- [Task details]:
Can you restate the records below word for word?

---------- Data listing

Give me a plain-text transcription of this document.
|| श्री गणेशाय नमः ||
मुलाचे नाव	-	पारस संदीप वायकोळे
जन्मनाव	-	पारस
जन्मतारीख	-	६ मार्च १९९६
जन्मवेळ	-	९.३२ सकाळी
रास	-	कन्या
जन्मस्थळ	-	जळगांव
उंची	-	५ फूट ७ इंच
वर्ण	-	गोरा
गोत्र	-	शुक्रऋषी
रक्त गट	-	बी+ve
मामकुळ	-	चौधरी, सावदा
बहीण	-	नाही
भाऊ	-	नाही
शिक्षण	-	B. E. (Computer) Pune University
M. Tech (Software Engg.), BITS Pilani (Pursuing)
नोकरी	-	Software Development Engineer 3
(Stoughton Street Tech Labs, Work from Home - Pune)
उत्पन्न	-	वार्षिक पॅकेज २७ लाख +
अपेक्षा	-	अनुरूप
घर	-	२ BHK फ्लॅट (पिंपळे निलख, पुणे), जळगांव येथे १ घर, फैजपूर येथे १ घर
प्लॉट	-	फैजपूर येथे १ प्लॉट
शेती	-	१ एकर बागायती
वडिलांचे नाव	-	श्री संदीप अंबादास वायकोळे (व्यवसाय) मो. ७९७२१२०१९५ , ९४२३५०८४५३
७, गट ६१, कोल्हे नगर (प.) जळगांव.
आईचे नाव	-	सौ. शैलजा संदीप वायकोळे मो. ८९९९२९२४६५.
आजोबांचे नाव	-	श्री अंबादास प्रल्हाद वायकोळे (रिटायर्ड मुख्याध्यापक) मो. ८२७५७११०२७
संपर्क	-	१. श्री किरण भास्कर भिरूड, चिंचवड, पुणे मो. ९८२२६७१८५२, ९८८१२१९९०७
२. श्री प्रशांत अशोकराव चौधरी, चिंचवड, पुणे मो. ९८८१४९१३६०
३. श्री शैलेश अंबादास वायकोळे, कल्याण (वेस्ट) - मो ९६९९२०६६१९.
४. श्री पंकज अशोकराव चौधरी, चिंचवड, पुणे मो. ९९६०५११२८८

--------------------

- [Expected answer]:
Give me a plain-text transcription of this document.
|| श्री गणेशाय नमः ||
मुलाचे नाव	-	पारस संदीप वायकोळे
जन्मनाव	-	पारस
जन्मतारीख	-	६ मार्च १९९६
जन्मवेळ	-	९.३२ सकाळी
रास	-	कन्या
जन्मस्थळ	-	जळगांव
उंची	-	५ फूट ७ इंच
वर्ण	-	गोरा
गोत्र	-	शुक्रऋषी
रक्त गट	-	बी+ve
मामकुळ	-	चौधरी, सावदा
बहीण	-	नाही
भाऊ	-	नाही
शिक्षण	-	B. E. (Computer) Pune University
M. Tech (Software Engg.), BITS Pilani (Pursuing)
नोकरी	-	Software Development Engineer 3
(Stoughton Street Tech Labs, Work from Home - Pune)
उत्पन्न	-	वार्षिक पॅकेज २७ लाख +
अपेक्षा	-	अनुरूप
घर	-	२ BHK फ्लॅट (पिंपळे निलख, पुणे), जळगांव येथे १ घर, फैजपूर येथे १ घर
प्लॉट	-	फैजपूर येथे १ प्लॉट
शेती	-	१ एकर बागायती
वडिलांचे नाव	-	श्री संदीप अंबादास वायकोळे (व्यवसाय) मो. ७९७२१२०१९५ , ९४२३५०८४५३
७, गट ६१, कोल्हे नगर (प.) जळगांव.
आईचे नाव	-	सौ. शैलजा संदीप वायकोळे मो. ८९९९२९२४६५.
आजोबांचे नाव	-	श्री अंबादास प्रल्हाद वायकोळे (रिटायर्ड मुख्याध्यापक) मो. ८२७५७११०२७
संपर्क	-	१. श्री किरण भास्कर भिरूड, चिंचवड, पुणे मो. ९८२२६७१८५२, ९८८१२१९९०७
२. श्री प्रशांत अशोकराव चौधरी, चिंचवड, पुणे मो. ९८८१४९१३६०
३. श्री शैलेश अंबादास वायकोळे, कल्याण (वेस्ट) - मो ९६९९२०६६१९.
४. श्री पंकज अशोकराव चौधरी, चिंचवड, पुणे मो. ९९६०५११२८८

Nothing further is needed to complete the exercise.